↓
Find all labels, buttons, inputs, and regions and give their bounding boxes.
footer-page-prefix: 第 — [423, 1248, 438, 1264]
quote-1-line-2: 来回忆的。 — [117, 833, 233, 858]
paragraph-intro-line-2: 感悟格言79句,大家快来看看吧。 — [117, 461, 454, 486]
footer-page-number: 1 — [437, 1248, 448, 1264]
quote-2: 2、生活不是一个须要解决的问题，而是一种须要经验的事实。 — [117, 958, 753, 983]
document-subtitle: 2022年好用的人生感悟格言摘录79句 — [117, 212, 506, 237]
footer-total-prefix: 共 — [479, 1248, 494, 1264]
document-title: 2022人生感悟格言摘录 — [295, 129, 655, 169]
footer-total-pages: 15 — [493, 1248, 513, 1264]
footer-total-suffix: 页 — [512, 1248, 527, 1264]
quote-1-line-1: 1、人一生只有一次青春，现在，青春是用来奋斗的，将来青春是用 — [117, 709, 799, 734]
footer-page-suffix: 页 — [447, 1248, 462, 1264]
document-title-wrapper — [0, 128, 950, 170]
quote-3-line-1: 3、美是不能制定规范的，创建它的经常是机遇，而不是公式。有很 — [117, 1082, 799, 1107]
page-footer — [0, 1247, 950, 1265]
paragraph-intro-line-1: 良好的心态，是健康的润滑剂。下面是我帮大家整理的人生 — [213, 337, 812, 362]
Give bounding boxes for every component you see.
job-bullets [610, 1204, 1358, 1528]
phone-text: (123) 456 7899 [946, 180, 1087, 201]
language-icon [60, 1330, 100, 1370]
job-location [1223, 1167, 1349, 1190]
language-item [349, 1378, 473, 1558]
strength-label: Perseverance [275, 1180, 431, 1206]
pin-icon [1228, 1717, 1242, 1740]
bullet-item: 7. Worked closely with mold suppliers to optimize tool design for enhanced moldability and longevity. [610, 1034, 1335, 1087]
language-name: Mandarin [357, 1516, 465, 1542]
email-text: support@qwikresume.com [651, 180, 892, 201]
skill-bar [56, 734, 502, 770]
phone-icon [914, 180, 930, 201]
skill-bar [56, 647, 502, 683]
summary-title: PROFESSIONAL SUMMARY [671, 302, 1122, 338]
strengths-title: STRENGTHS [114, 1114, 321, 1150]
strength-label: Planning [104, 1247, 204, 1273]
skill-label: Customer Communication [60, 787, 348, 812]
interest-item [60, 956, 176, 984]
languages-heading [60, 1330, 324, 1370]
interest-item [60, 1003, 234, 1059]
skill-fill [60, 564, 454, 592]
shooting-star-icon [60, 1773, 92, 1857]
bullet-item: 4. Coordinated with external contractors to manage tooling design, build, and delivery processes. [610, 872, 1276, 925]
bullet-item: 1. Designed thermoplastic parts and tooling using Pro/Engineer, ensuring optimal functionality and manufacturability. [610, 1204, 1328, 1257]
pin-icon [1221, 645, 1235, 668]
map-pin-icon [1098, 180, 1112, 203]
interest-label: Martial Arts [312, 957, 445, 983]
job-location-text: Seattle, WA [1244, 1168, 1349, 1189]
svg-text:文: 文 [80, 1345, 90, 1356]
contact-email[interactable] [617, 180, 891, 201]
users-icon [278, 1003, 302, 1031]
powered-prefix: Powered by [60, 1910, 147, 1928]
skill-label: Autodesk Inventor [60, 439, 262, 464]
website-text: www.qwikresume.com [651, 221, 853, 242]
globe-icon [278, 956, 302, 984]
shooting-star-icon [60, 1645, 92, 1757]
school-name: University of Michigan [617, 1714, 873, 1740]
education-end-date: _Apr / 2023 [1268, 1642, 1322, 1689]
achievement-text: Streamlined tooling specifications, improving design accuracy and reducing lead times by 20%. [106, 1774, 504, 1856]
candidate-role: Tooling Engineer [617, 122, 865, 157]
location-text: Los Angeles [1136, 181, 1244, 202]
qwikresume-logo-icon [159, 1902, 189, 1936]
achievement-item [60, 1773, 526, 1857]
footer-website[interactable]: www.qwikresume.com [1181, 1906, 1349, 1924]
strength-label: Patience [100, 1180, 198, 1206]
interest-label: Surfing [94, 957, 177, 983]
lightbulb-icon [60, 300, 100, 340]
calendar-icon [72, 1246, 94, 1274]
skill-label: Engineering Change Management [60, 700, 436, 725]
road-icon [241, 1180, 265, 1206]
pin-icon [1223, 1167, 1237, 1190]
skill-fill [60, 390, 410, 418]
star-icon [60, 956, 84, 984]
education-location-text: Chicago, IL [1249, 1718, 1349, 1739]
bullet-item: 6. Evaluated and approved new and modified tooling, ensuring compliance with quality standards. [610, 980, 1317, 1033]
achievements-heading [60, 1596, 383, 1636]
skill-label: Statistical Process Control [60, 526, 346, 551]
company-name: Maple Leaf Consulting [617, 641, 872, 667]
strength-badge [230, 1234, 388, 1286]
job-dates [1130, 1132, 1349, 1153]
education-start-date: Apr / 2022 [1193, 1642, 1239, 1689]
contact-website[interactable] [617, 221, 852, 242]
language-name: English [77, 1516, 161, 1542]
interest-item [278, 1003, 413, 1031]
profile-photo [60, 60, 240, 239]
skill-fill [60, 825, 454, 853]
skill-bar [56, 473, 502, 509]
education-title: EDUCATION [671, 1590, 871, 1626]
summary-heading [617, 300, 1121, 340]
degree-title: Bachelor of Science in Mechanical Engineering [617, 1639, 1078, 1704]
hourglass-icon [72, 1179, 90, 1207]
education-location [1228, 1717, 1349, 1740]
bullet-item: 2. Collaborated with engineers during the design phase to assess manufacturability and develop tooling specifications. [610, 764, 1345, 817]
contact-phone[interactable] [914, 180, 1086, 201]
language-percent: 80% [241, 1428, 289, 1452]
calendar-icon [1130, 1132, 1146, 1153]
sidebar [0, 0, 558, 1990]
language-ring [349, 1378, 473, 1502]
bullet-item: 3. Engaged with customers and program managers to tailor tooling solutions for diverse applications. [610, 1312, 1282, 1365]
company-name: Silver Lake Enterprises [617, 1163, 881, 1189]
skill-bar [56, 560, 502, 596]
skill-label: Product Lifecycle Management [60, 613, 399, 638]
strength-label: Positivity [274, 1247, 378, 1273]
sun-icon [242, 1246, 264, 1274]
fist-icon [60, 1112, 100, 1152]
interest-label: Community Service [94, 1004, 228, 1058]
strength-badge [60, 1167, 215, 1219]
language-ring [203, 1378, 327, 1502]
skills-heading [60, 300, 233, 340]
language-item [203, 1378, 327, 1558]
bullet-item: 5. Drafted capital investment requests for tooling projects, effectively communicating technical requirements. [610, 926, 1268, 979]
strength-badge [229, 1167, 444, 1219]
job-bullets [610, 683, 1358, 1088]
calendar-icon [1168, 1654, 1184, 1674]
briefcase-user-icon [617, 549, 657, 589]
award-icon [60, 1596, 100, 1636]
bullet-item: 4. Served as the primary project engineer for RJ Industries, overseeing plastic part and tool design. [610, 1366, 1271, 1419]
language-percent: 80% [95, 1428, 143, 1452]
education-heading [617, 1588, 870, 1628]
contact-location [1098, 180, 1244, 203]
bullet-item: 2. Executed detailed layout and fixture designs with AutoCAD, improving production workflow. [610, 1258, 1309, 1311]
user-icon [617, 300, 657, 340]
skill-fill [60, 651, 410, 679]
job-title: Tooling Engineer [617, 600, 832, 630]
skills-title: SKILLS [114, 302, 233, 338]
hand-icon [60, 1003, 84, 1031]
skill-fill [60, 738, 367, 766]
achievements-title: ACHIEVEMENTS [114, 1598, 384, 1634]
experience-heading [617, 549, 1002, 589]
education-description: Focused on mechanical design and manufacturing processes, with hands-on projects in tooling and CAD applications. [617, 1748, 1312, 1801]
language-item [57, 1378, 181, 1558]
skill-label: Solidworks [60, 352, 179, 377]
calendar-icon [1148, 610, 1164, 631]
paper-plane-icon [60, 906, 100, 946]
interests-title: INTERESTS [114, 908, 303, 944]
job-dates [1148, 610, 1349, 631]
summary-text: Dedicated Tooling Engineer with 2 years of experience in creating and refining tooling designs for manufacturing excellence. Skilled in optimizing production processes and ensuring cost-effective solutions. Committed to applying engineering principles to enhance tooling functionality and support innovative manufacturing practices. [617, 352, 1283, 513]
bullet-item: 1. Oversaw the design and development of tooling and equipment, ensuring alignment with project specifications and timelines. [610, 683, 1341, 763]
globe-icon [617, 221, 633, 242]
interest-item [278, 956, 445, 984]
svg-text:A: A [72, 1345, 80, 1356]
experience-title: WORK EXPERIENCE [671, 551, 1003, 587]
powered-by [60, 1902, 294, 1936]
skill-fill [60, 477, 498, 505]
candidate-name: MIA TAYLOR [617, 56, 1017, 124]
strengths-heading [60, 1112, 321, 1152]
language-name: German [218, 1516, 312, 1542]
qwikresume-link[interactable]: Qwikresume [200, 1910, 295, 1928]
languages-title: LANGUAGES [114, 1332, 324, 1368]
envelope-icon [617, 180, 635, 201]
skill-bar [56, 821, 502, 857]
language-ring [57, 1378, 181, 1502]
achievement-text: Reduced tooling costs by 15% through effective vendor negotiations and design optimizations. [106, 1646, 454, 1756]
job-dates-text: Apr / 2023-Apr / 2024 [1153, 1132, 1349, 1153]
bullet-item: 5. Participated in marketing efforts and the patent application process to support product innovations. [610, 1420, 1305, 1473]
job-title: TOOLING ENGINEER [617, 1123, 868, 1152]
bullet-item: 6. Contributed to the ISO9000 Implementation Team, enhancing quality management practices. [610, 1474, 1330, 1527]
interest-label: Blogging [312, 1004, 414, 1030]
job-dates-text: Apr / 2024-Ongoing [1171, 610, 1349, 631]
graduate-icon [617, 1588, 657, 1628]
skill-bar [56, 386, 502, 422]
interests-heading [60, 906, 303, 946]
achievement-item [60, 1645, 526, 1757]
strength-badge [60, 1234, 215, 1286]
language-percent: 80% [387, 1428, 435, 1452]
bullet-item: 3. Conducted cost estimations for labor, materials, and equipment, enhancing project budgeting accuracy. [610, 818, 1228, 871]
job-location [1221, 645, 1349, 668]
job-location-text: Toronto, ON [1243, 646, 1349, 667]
↑
GOAL OF THE EXERCISE: Extract each line of the records above that contains the string "interests". Case must match.

ANSWER TO THIS TASK:
interests-title: INTERESTS [114, 908, 303, 944]
interests-heading [60, 906, 303, 946]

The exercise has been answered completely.